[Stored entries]

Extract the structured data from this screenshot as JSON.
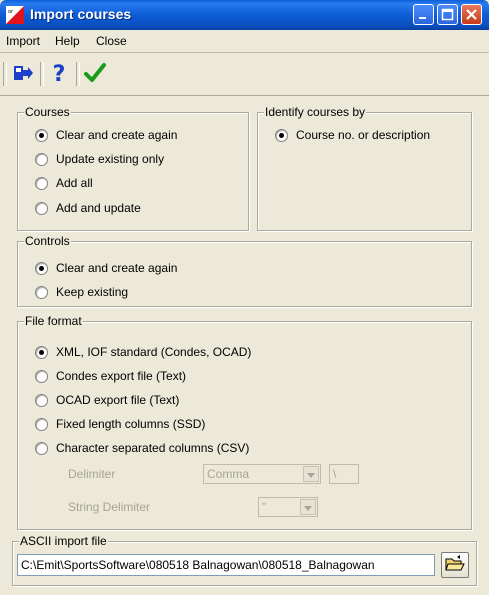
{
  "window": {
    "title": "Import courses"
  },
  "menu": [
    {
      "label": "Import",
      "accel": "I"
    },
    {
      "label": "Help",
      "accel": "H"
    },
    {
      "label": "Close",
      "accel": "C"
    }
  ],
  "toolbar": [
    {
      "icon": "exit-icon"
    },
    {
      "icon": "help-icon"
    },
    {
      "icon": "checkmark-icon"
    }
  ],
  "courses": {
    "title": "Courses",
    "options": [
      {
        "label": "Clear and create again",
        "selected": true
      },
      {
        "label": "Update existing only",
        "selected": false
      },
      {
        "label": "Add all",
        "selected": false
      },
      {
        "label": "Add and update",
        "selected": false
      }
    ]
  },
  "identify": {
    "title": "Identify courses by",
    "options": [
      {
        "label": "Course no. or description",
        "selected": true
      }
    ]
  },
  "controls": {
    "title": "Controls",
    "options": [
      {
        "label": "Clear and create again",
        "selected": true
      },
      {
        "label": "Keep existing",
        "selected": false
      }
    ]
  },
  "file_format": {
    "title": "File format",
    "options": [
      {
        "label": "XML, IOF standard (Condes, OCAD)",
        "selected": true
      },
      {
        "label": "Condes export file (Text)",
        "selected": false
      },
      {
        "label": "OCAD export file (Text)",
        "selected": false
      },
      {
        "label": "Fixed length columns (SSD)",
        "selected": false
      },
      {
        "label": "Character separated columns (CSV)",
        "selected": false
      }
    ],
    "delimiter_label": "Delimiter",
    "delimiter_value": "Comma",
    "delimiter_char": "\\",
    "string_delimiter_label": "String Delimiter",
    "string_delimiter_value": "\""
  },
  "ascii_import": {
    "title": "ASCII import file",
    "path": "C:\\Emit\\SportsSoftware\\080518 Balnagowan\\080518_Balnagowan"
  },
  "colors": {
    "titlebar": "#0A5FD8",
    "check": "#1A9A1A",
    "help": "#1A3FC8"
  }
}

--

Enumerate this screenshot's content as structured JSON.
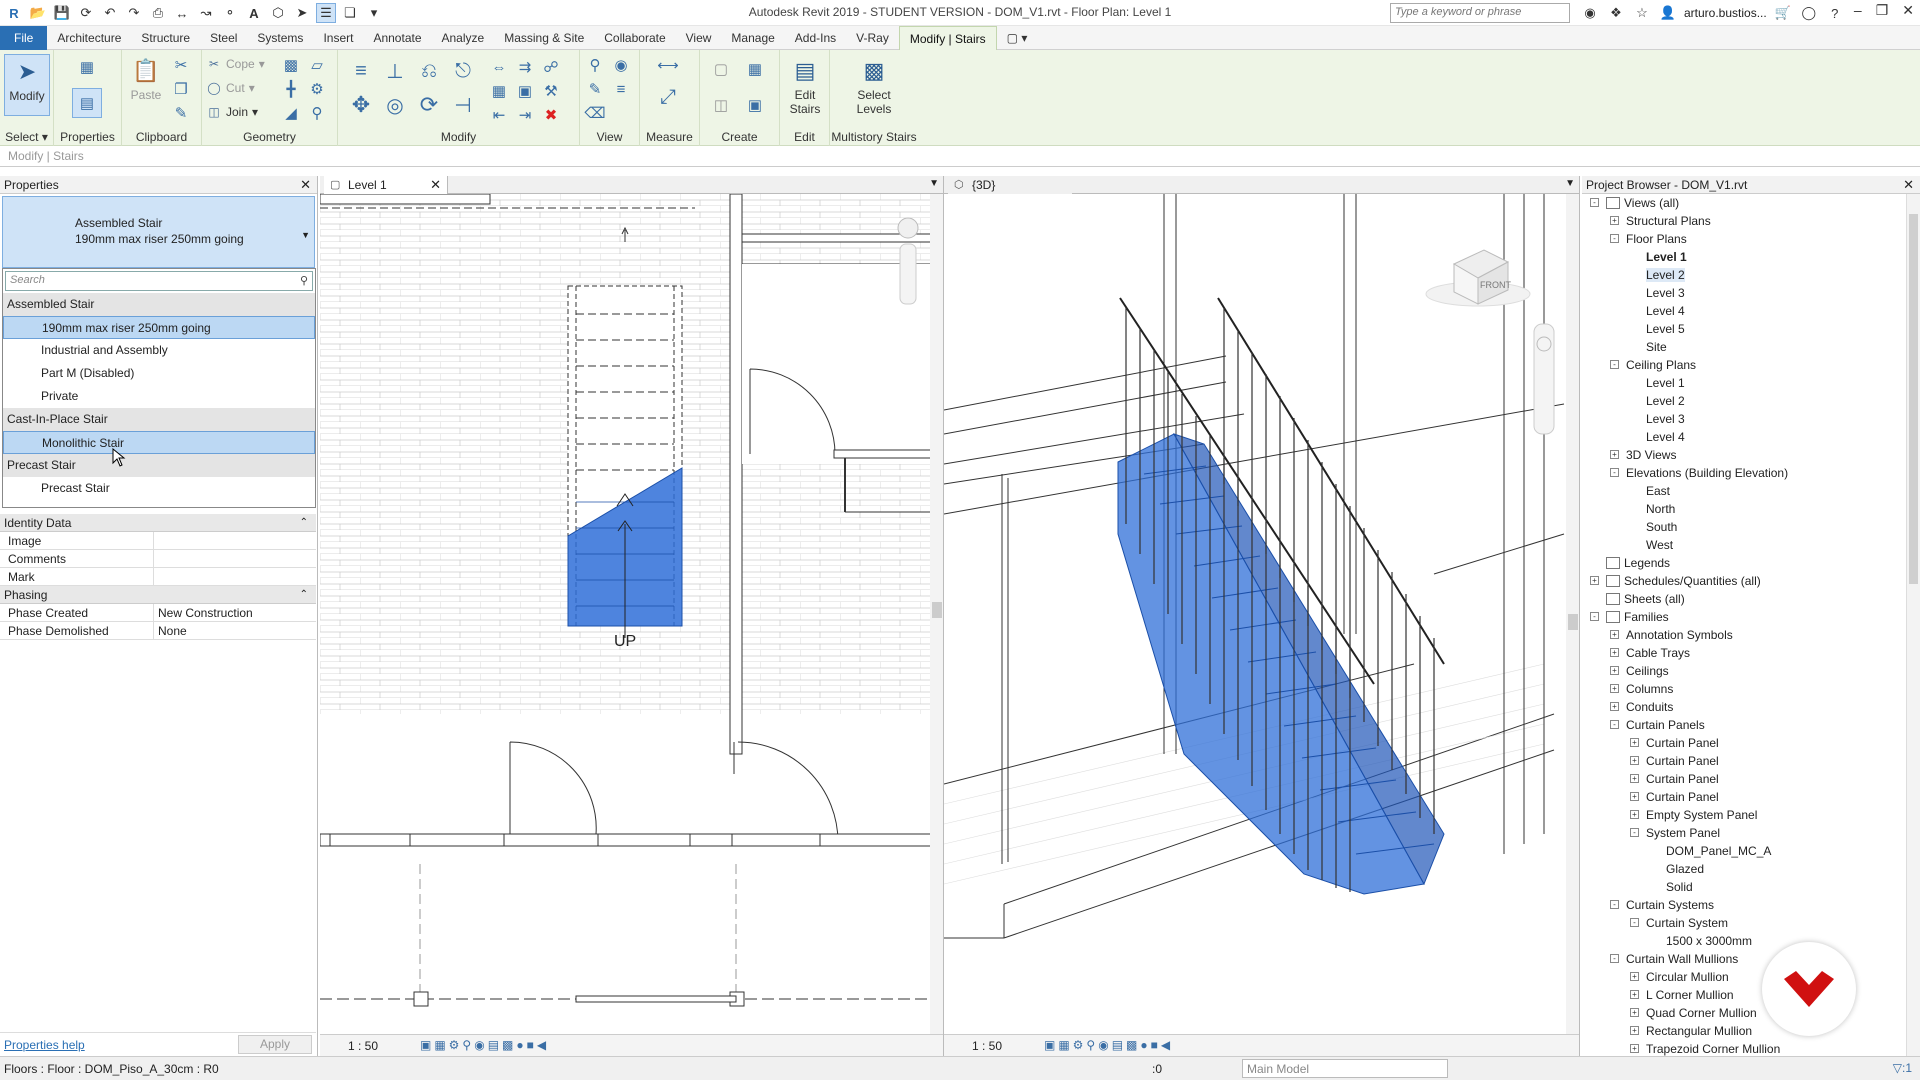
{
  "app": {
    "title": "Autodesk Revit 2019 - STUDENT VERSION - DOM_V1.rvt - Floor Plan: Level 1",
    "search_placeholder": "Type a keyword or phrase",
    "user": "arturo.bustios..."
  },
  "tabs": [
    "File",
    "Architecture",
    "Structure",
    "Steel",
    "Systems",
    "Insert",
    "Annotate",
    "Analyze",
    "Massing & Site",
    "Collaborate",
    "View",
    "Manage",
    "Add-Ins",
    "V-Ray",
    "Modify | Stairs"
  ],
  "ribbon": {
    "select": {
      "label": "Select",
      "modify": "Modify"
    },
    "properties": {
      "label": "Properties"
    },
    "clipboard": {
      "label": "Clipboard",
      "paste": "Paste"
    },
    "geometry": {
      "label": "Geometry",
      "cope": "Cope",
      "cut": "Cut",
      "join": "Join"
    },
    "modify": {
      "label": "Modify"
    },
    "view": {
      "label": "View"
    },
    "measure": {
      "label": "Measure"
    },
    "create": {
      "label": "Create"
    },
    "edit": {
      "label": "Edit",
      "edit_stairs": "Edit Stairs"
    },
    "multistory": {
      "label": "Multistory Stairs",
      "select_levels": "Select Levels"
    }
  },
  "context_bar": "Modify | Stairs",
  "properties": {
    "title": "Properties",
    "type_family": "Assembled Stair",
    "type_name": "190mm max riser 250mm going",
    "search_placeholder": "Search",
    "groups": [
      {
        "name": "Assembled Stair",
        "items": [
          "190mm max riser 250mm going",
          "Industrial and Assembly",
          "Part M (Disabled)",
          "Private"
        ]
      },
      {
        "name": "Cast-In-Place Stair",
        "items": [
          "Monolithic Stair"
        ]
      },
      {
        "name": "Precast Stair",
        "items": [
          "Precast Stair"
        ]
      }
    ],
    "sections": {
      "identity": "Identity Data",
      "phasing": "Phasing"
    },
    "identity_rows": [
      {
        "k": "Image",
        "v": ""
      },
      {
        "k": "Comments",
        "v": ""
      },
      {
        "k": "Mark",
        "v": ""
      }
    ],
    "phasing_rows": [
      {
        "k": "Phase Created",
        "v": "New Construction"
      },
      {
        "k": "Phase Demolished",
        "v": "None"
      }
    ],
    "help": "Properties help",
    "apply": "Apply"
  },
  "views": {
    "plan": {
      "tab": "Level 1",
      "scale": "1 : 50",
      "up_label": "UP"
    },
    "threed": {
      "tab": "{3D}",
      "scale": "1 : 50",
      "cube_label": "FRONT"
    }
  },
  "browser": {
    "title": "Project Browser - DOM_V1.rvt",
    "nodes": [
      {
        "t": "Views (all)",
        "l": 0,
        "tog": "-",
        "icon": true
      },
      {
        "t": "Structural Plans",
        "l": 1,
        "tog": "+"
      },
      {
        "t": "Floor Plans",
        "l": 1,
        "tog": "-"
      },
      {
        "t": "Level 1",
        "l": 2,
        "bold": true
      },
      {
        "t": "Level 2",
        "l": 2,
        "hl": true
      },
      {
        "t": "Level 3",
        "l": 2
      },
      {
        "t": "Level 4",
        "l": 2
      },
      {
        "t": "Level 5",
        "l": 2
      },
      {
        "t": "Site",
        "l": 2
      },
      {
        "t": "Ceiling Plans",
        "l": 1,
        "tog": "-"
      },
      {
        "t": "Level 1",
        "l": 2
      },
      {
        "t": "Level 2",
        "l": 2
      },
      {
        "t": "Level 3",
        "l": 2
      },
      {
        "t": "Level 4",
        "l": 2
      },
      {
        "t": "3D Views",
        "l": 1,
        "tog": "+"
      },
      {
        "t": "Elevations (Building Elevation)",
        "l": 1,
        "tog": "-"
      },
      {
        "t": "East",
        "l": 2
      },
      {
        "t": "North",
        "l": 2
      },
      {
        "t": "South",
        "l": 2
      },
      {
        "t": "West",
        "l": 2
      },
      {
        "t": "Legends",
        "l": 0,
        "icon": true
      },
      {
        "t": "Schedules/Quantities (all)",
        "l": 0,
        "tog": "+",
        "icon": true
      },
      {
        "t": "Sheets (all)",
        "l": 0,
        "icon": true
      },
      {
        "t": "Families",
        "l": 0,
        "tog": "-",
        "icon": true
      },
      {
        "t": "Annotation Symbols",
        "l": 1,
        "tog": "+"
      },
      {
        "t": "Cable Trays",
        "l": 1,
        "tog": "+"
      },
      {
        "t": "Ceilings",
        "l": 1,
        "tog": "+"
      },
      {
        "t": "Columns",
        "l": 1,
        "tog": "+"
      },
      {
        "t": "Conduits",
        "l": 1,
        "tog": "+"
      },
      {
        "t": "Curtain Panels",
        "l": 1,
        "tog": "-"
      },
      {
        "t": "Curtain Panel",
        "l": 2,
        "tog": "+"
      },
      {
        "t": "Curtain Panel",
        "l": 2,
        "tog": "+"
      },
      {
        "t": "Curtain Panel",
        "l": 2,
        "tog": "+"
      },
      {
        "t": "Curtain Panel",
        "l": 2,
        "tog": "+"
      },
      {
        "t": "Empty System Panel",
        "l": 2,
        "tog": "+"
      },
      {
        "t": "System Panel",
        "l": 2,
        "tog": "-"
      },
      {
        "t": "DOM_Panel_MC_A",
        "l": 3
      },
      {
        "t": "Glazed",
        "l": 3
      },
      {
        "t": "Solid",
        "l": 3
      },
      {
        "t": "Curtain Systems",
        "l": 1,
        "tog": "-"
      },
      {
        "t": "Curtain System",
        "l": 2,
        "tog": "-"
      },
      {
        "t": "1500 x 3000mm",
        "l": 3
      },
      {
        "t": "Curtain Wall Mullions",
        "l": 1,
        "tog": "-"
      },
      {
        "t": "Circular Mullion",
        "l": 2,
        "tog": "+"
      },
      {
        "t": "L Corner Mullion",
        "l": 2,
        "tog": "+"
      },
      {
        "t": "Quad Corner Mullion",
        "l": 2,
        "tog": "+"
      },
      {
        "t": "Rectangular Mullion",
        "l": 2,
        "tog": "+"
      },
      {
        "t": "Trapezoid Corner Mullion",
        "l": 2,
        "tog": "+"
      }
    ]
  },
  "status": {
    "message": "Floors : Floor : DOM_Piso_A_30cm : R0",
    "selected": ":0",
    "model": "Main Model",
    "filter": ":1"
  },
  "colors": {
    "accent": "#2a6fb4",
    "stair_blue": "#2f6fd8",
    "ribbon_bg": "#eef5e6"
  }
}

* * *

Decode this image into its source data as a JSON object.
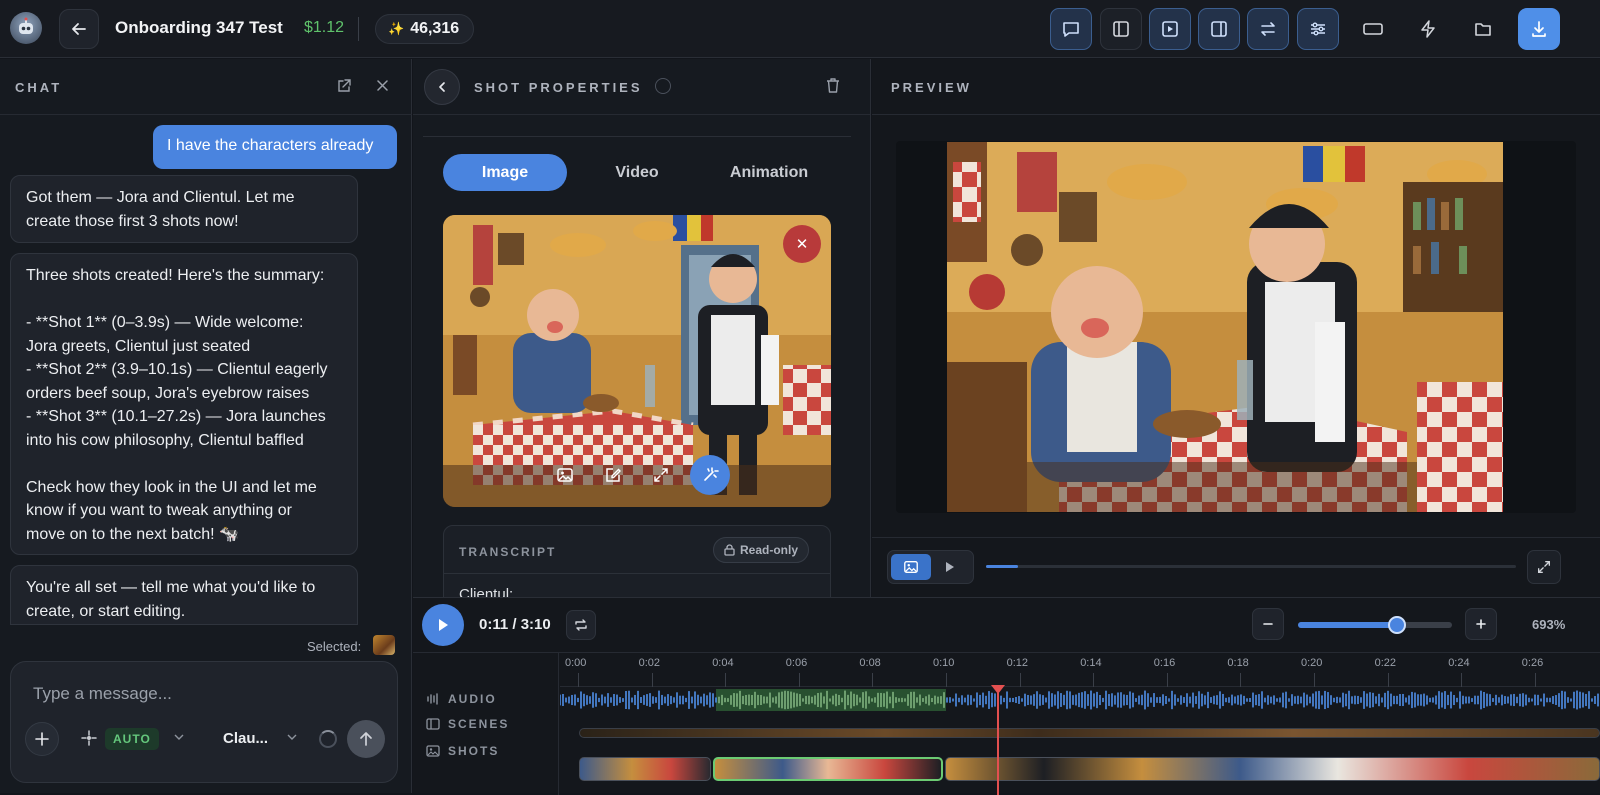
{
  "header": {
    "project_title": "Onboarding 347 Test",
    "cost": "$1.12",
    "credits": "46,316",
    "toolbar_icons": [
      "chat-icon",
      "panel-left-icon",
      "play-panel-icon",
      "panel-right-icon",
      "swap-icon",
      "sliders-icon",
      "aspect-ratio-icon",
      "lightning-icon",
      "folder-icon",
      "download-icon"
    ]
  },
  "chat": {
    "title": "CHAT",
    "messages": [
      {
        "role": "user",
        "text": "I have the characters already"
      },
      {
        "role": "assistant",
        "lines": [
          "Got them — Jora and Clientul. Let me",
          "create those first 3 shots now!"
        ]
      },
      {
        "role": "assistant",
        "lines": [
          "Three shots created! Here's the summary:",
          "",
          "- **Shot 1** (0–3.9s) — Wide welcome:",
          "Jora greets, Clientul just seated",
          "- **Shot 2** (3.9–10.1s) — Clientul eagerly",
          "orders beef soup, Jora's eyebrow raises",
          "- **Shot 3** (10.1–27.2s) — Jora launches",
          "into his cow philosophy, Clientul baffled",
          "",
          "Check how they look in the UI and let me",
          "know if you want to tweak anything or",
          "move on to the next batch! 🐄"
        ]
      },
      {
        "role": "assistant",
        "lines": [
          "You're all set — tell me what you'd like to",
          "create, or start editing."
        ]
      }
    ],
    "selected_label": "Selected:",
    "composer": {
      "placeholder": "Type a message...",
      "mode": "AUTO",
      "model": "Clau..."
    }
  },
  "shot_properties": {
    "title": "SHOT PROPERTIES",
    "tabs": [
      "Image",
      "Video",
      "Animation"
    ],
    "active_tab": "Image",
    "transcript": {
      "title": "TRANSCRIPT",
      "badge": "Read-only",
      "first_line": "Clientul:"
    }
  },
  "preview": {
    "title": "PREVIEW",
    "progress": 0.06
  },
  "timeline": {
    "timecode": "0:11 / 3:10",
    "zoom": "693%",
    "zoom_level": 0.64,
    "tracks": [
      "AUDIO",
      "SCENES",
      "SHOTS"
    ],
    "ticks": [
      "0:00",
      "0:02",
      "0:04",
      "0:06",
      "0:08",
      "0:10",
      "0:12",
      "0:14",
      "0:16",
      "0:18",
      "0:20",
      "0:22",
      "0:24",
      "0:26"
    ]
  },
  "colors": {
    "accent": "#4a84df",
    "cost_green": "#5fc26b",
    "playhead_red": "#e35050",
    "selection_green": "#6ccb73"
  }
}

■ Task goal:
Look for the word "screenshot" in every line of the listing and copy the lines that have it.

■ Correct answer:
Extract the structured data from this screenshot as JSON.
Enumerate this screenshot's content as structured JSON.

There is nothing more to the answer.